Principles of Microeconomics

Crash Course and Chapter-by-Chapter Critique

By Irma Dircks

608 pages. Charts, graphs, indexes, bibliography
ISBN: 978-3-00-023932-8
Price: $39.80 (Paperback)
Also available as e-book for $15
Publisher: Ancilla Tutorials
Publication date: July 16, 2008

Test Questions with Answers

Chapter 19. Markets and the Government III.
Taxation and the Redistribution of Income

Chapter 19 ― Question 1
A person earns $30,000 a year. The zero bracket is $3,000 The tax rate for up to $20,000 is 15 percent. Thereafter it is 25 percent. What is the individual's average tax rate?

  1. 18,70 percent
  2. 16,83 percent
  3. 20 percent
  4. 20,74 percent
    *B. The question is tricky. Income is $30,000 Taxable income is $27,000. Overall tax due is $5,050. This is 16,83 percent of 30,000.  Remember that the average tax rate is (total taxes/total income) x 100.

Chapter 19 ― Question 2
A zero bracket makes a proportional tax progressive. True or false? Explain your answer.
* True. The flat rate tax is always higher than the average tax rate. The tax rate is not imposed on the entire income. 

Chapter 19 ― Question 3
The excess burden of an indirect tax is borne by the people who cease to buy the taxed commodity. True or False? Explain your answer.
* True. The excess burden is a burden over and above the tax. It consists in a loss of total surplus. The people who cease to buy the taxed commodity no longer enjoy a consumer surplus.

Chapter 19 ― Question 4
Indirect taxes are always regressive. Explain.
* They are flat rate taxes. Rich people spend lower proportions of their incomes on taxed goods and higher proportions of their incomes on non-taxed goods like rent. They also save higher proportions of their incomes. Remember that regressive stands for declining proportions - not declining absolute amounts - of taxable incomes as incomes rise.

= GIVEN INSTRUCTION A =
In the microeconomics page, rewrite the paragraph beginning "They are flat rate taxes" as a short bulleted list that keeps its main facts.

= INPUT FOR THIS TASK =
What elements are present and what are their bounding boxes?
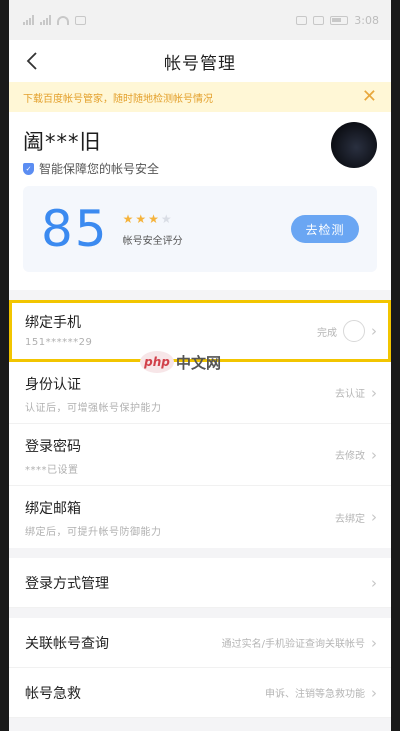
divider — [9, 548, 391, 558]
item-subtitle: 认证后，可增强帐号保护能力 — [25, 403, 162, 414]
close-icon[interactable]: ✕ — [362, 88, 377, 106]
wifi-icon — [57, 15, 69, 25]
score-section: 85 ★ ★ ★ ★ 帐号安全评分 去检测 — [9, 176, 391, 290]
security-list: 绑定手机 151******29 完成 › 身份认证 认证后，可增强帐号保护能力… — [9, 300, 391, 548]
signal-icon — [23, 15, 34, 25]
watermark: php 中文网 — [140, 351, 221, 373]
page-title: 帐号管理 — [164, 53, 236, 74]
security-tagline: ✓ 智能保障您的帐号安全 — [23, 160, 375, 177]
chevron-right-icon: › — [371, 573, 377, 592]
nav-bar: 帐号管理 — [9, 40, 391, 82]
list-item-account-rescue[interactable]: 帐号急救 申诉、注销等急救功能 › — [9, 668, 391, 718]
divider — [9, 608, 391, 618]
status-bar: 3:08 — [9, 0, 391, 40]
chevron-right-icon: › — [371, 683, 377, 702]
item-action-label: 去认证 — [335, 389, 365, 400]
chevron-right-icon: › — [371, 322, 377, 340]
score-label: 帐号安全评分 — [122, 235, 183, 247]
list-item-password[interactable]: 登录密码 ****已设置 去修改 › — [9, 424, 391, 486]
item-title: 登录密码 — [25, 439, 81, 455]
item-title: 登录方式管理 — [25, 575, 109, 592]
list-item-email[interactable]: 绑定邮箱 绑定后，可提升帐号防御能力 去绑定 › — [9, 486, 391, 548]
nfc-icon — [296, 15, 308, 25]
item-subtitle: 绑定后，可提升帐号防御能力 — [25, 527, 162, 538]
back-button[interactable] — [21, 50, 43, 72]
chevron-right-icon: › — [371, 508, 377, 526]
item-action: 通过实名/手机验证查询关联帐号 › — [222, 634, 377, 652]
detect-button[interactable]: 去检测 — [291, 215, 359, 243]
phone-screen: 3:08 帐号管理 下载百度帐号管家，随时随地检测帐号情况 ✕ 阖***旧 ✓ … — [9, 0, 391, 731]
tagline-text: 智能保障您的帐号安全 — [39, 162, 160, 176]
item-action: 去认证 › — [335, 362, 377, 423]
watermark-logo: php — [140, 351, 174, 373]
chevron-right-icon: › — [371, 383, 377, 402]
item-title: 关联帐号查询 — [25, 635, 109, 652]
list-item-linked-accounts[interactable]: 关联帐号查询 通过实名/手机验证查询关联帐号 › — [9, 618, 391, 668]
vibrate-icon — [313, 15, 325, 25]
star-filled-icon: ★ — [135, 211, 147, 226]
item-subtitle: ****已设置 — [25, 465, 79, 476]
item-action-label: 去修改 — [335, 451, 365, 462]
status-time: 3:08 — [354, 13, 379, 27]
item-hint: 申诉、注销等急救功能 — [265, 689, 365, 700]
item-title: 帐号急救 — [25, 685, 81, 702]
avatar[interactable] — [331, 122, 377, 168]
security-score: 85 — [41, 200, 109, 258]
status-left — [23, 15, 86, 25]
divider — [9, 290, 391, 300]
item-action: 去修改 › — [335, 424, 377, 485]
item-title: 绑定邮箱 — [25, 501, 81, 517]
star-empty-icon: ★ — [160, 211, 172, 226]
item-action-label: 去绑定 — [335, 513, 365, 525]
item-action: 去绑定 › — [335, 486, 377, 548]
shield-icon: ✓ — [23, 162, 34, 175]
signal-icon-2 — [40, 15, 51, 25]
notification-icon — [75, 15, 86, 25]
promo-banner[interactable]: 下载百度帐号管家，随时随地检测帐号情况 ✕ — [9, 82, 391, 112]
score-card: 85 ★ ★ ★ ★ 帐号安全评分 去检测 — [23, 186, 377, 272]
star-filled-icon: ★ — [122, 211, 134, 226]
star-filled-icon: ★ — [148, 211, 159, 226]
battery-icon — [330, 15, 349, 25]
username: 阖***旧 — [23, 130, 102, 154]
item-action: › — [371, 574, 377, 592]
item-title: 身份认证 — [25, 377, 81, 393]
profile-header: 阖***旧 ✓ 智能保障您的帐号安全 — [9, 112, 391, 176]
item-hint: 通过实名/手机验证查询关联帐号 — [221, 639, 365, 650]
star-rating: ★ ★ ★ ★ — [123, 212, 183, 226]
score-info: ★ ★ ★ ★ 帐号安全评分 — [123, 212, 183, 247]
watermark-text: 中文网 — [176, 353, 222, 372]
touch-indicator — [343, 320, 365, 342]
list-item-login-methods[interactable]: 登录方式管理 › — [9, 558, 391, 608]
chevron-right-icon: › — [371, 633, 377, 652]
banner-text[interactable]: 下载百度帐号管家，随时随地检测帐号情况 — [23, 90, 213, 105]
chevron-right-icon: › — [371, 445, 377, 464]
item-action-label: 完成 — [317, 327, 337, 339]
item-action: 申诉、注销等急救功能 › — [265, 684, 377, 702]
item-action: 完成 › — [317, 303, 377, 359]
status-right: 3:08 — [296, 14, 379, 27]
chevron-left-icon — [26, 52, 37, 70]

= GIVEN INSTRUCTION B =
In the listing, reproduce everything from the line containing "divider — [9, 548, 391, 558]" down to the line containing "page-title: 帐号管理 — [164, 53, 236, 74]", with both of those lines included and nothing else.

= WRITTEN RESPONSE A =
- Indirect taxes are flat rate taxes.
- Rich people spend smaller shares of their incomes on taxed goods and larger shares on non-taxed goods such as rent.
- Rich people also save larger shares of their incomes.
- "Regressive" means declining proportions of taxable income as income rises, not declining absolute amounts.

= WRITTEN RESPONSE B =
divider — [9, 548, 391, 558]
item-subtitle: 认证后，可增强帐号保护能力 — [25, 403, 162, 414]
close-icon[interactable]: ✕ — [362, 88, 377, 106]
wifi-icon — [57, 15, 69, 25]
score-section: 85 ★ ★ ★ ★ 帐号安全评分 去检测 — [9, 176, 391, 290]
security-list: 绑定手机 151******29 完成 › 身份认证 认证后，可增强帐号保护能力… — [9, 300, 391, 548]
signal-icon — [23, 15, 34, 25]
watermark: php 中文网 — [140, 351, 221, 373]
page-title: 帐号管理 — [164, 53, 236, 74]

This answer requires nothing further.